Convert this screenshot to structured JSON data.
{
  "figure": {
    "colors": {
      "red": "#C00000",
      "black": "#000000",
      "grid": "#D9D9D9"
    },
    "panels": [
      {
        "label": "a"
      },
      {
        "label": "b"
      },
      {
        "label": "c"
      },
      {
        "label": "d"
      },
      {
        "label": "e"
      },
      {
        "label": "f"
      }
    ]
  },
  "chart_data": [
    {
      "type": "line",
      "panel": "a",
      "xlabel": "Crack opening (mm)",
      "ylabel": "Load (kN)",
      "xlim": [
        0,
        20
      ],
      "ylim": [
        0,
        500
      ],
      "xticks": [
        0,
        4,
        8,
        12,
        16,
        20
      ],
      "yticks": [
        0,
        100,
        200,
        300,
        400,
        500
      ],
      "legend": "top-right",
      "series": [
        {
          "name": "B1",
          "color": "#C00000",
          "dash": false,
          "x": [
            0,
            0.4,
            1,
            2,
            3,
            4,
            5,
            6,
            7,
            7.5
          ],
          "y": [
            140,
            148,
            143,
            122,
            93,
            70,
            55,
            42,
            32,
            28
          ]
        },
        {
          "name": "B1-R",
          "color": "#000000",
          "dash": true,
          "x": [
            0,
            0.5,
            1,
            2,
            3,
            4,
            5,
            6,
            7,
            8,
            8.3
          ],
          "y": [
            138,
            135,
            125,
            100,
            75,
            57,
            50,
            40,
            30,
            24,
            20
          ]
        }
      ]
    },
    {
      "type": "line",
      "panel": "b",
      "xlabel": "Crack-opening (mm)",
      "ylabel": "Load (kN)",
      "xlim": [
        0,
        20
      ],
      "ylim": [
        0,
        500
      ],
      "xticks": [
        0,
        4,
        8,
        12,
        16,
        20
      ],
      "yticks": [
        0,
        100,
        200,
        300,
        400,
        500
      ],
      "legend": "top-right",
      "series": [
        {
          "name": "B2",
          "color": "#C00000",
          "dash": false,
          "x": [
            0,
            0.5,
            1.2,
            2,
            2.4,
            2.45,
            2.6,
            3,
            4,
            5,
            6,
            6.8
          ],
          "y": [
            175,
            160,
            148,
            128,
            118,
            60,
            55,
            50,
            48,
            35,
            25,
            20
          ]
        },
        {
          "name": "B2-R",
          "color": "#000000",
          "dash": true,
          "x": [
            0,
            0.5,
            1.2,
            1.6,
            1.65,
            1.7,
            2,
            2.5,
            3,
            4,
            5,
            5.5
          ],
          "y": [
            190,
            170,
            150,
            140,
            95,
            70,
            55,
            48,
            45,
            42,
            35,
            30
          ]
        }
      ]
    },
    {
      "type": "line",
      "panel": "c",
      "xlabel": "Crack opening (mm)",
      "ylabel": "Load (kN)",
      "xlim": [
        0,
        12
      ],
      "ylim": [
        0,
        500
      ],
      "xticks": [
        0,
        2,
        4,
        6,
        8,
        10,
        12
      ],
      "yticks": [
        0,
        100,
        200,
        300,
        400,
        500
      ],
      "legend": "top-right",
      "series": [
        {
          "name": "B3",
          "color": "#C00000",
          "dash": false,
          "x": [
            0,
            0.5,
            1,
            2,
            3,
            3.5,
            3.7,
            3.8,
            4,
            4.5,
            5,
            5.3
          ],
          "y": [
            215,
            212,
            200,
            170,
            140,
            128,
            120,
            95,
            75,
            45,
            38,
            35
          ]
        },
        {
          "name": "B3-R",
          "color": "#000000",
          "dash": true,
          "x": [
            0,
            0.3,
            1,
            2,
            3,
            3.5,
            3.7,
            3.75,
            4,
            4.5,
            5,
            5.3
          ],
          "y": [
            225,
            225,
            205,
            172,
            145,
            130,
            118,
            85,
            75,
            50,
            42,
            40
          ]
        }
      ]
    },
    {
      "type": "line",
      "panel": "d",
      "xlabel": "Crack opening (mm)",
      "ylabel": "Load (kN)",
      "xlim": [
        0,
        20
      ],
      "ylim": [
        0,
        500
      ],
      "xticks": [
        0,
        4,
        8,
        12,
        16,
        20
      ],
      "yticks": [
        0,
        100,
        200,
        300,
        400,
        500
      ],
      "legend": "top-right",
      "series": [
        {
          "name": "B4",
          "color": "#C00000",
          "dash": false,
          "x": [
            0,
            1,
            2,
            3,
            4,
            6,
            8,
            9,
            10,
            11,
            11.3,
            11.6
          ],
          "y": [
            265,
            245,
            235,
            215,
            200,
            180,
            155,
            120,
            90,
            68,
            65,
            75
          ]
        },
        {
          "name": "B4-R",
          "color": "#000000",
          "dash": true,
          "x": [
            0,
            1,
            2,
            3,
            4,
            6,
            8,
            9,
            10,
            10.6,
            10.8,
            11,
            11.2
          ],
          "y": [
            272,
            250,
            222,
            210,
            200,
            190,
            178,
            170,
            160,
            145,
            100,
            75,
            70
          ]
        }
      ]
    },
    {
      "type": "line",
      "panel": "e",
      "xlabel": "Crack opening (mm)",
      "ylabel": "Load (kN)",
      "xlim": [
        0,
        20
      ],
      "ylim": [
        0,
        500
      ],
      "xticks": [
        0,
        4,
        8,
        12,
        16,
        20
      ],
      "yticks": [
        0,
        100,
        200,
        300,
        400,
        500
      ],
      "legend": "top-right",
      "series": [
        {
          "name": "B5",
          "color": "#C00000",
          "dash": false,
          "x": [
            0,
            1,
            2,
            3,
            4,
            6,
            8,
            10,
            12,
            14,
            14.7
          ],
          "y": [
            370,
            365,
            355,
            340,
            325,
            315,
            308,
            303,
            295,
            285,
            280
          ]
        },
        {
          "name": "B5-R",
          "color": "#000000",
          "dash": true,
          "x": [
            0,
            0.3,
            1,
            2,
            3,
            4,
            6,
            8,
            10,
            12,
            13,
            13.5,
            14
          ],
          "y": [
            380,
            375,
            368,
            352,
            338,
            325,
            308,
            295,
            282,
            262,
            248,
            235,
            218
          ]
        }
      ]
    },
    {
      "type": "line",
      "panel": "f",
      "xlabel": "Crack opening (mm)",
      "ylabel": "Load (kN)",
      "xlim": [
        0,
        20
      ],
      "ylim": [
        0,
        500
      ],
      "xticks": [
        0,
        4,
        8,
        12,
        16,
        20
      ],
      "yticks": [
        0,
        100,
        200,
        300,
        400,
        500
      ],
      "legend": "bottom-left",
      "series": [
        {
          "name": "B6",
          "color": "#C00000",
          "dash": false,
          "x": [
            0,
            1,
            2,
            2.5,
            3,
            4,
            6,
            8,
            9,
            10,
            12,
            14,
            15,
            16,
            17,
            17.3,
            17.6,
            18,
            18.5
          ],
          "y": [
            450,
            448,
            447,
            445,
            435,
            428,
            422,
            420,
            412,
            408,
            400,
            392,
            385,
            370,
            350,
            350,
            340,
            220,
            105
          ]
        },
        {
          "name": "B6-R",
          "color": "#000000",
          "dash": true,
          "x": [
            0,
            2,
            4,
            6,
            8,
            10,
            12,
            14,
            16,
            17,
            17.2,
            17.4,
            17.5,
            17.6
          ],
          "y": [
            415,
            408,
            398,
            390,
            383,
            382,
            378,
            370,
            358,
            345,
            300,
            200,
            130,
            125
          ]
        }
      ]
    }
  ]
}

— Exercise requirements —
Retype the entries one by one, exactly.

— Task solution —
Convert this screenshot to structured JSON data.
{
  "figure": {
    "colors": {
      "red": "#C00000",
      "black": "#000000",
      "grid": "#D9D9D9"
    },
    "panels": [
      {
        "label": "a"
      },
      {
        "label": "b"
      },
      {
        "label": "c"
      },
      {
        "label": "d"
      },
      {
        "label": "e"
      },
      {
        "label": "f"
      }
    ]
  },
  "chart_data": [
    {
      "type": "line",
      "panel": "a",
      "xlabel": "Crack opening (mm)",
      "ylabel": "Load (kN)",
      "xlim": [
        0,
        20
      ],
      "ylim": [
        0,
        500
      ],
      "xticks": [
        0,
        4,
        8,
        12,
        16,
        20
      ],
      "yticks": [
        0,
        100,
        200,
        300,
        400,
        500
      ],
      "legend": "top-right",
      "series": [
        {
          "name": "B1",
          "color": "#C00000",
          "dash": false,
          "x": [
            0,
            0.4,
            1,
            2,
            3,
            4,
            5,
            6,
            7,
            7.5
          ],
          "y": [
            140,
            148,
            143,
            122,
            93,
            70,
            55,
            42,
            32,
            28
          ]
        },
        {
          "name": "B1-R",
          "color": "#000000",
          "dash": true,
          "x": [
            0,
            0.5,
            1,
            2,
            3,
            4,
            5,
            6,
            7,
            8,
            8.3
          ],
          "y": [
            138,
            135,
            125,
            100,
            75,
            57,
            50,
            40,
            30,
            24,
            20
          ]
        }
      ]
    },
    {
      "type": "line",
      "panel": "b",
      "xlabel": "Crack-opening (mm)",
      "ylabel": "Load (kN)",
      "xlim": [
        0,
        20
      ],
      "ylim": [
        0,
        500
      ],
      "xticks": [
        0,
        4,
        8,
        12,
        16,
        20
      ],
      "yticks": [
        0,
        100,
        200,
        300,
        400,
        500
      ],
      "legend": "top-right",
      "series": [
        {
          "name": "B2",
          "color": "#C00000",
          "dash": false,
          "x": [
            0,
            0.5,
            1.2,
            2,
            2.4,
            2.45,
            2.6,
            3,
            4,
            5,
            6,
            6.8
          ],
          "y": [
            175,
            160,
            148,
            128,
            118,
            60,
            55,
            50,
            48,
            35,
            25,
            20
          ]
        },
        {
          "name": "B2-R",
          "color": "#000000",
          "dash": true,
          "x": [
            0,
            0.5,
            1.2,
            1.6,
            1.65,
            1.7,
            2,
            2.5,
            3,
            4,
            5,
            5.5
          ],
          "y": [
            190,
            170,
            150,
            140,
            95,
            70,
            55,
            48,
            45,
            42,
            35,
            30
          ]
        }
      ]
    },
    {
      "type": "line",
      "panel": "c",
      "xlabel": "Crack opening (mm)",
      "ylabel": "Load (kN)",
      "xlim": [
        0,
        12
      ],
      "ylim": [
        0,
        500
      ],
      "xticks": [
        0,
        2,
        4,
        6,
        8,
        10,
        12
      ],
      "yticks": [
        0,
        100,
        200,
        300,
        400,
        500
      ],
      "legend": "top-right",
      "series": [
        {
          "name": "B3",
          "color": "#C00000",
          "dash": false,
          "x": [
            0,
            0.5,
            1,
            2,
            3,
            3.5,
            3.7,
            3.8,
            4,
            4.5,
            5,
            5.3
          ],
          "y": [
            215,
            212,
            200,
            170,
            140,
            128,
            120,
            95,
            75,
            45,
            38,
            35
          ]
        },
        {
          "name": "B3-R",
          "color": "#000000",
          "dash": true,
          "x": [
            0,
            0.3,
            1,
            2,
            3,
            3.5,
            3.7,
            3.75,
            4,
            4.5,
            5,
            5.3
          ],
          "y": [
            225,
            225,
            205,
            172,
            145,
            130,
            118,
            85,
            75,
            50,
            42,
            40
          ]
        }
      ]
    },
    {
      "type": "line",
      "panel": "d",
      "xlabel": "Crack opening (mm)",
      "ylabel": "Load (kN)",
      "xlim": [
        0,
        20
      ],
      "ylim": [
        0,
        500
      ],
      "xticks": [
        0,
        4,
        8,
        12,
        16,
        20
      ],
      "yticks": [
        0,
        100,
        200,
        300,
        400,
        500
      ],
      "legend": "top-right",
      "series": [
        {
          "name": "B4",
          "color": "#C00000",
          "dash": false,
          "x": [
            0,
            1,
            2,
            3,
            4,
            6,
            8,
            9,
            10,
            11,
            11.3,
            11.6
          ],
          "y": [
            265,
            245,
            235,
            215,
            200,
            180,
            155,
            120,
            90,
            68,
            65,
            75
          ]
        },
        {
          "name": "B4-R",
          "color": "#000000",
          "dash": true,
          "x": [
            0,
            1,
            2,
            3,
            4,
            6,
            8,
            9,
            10,
            10.6,
            10.8,
            11,
            11.2
          ],
          "y": [
            272,
            250,
            222,
            210,
            200,
            190,
            178,
            170,
            160,
            145,
            100,
            75,
            70
          ]
        }
      ]
    },
    {
      "type": "line",
      "panel": "e",
      "xlabel": "Crack opening (mm)",
      "ylabel": "Load (kN)",
      "xlim": [
        0,
        20
      ],
      "ylim": [
        0,
        500
      ],
      "xticks": [
        0,
        4,
        8,
        12,
        16,
        20
      ],
      "yticks": [
        0,
        100,
        200,
        300,
        400,
        500
      ],
      "legend": "top-right",
      "series": [
        {
          "name": "B5",
          "color": "#C00000",
          "dash": false,
          "x": [
            0,
            1,
            2,
            3,
            4,
            6,
            8,
            10,
            12,
            14,
            14.7
          ],
          "y": [
            370,
            365,
            355,
            340,
            325,
            315,
            308,
            303,
            295,
            285,
            280
          ]
        },
        {
          "name": "B5-R",
          "color": "#000000",
          "dash": true,
          "x": [
            0,
            0.3,
            1,
            2,
            3,
            4,
            6,
            8,
            10,
            12,
            13,
            13.5,
            14
          ],
          "y": [
            380,
            375,
            368,
            352,
            338,
            325,
            308,
            295,
            282,
            262,
            248,
            235,
            218
          ]
        }
      ]
    },
    {
      "type": "line",
      "panel": "f",
      "xlabel": "Crack opening (mm)",
      "ylabel": "Load (kN)",
      "xlim": [
        0,
        20
      ],
      "ylim": [
        0,
        500
      ],
      "xticks": [
        0,
        4,
        8,
        12,
        16,
        20
      ],
      "yticks": [
        0,
        100,
        200,
        300,
        400,
        500
      ],
      "legend": "bottom-left",
      "series": [
        {
          "name": "B6",
          "color": "#C00000",
          "dash": false,
          "x": [
            0,
            1,
            2,
            2.5,
            3,
            4,
            6,
            8,
            9,
            10,
            12,
            14,
            15,
            16,
            17,
            17.3,
            17.6,
            18,
            18.5
          ],
          "y": [
            450,
            448,
            447,
            445,
            435,
            428,
            422,
            420,
            412,
            408,
            400,
            392,
            385,
            370,
            350,
            350,
            340,
            220,
            105
          ]
        },
        {
          "name": "B6-R",
          "color": "#000000",
          "dash": true,
          "x": [
            0,
            2,
            4,
            6,
            8,
            10,
            12,
            14,
            16,
            17,
            17.2,
            17.4,
            17.5,
            17.6
          ],
          "y": [
            415,
            408,
            398,
            390,
            383,
            382,
            378,
            370,
            358,
            345,
            300,
            200,
            130,
            125
          ]
        }
      ]
    }
  ]
}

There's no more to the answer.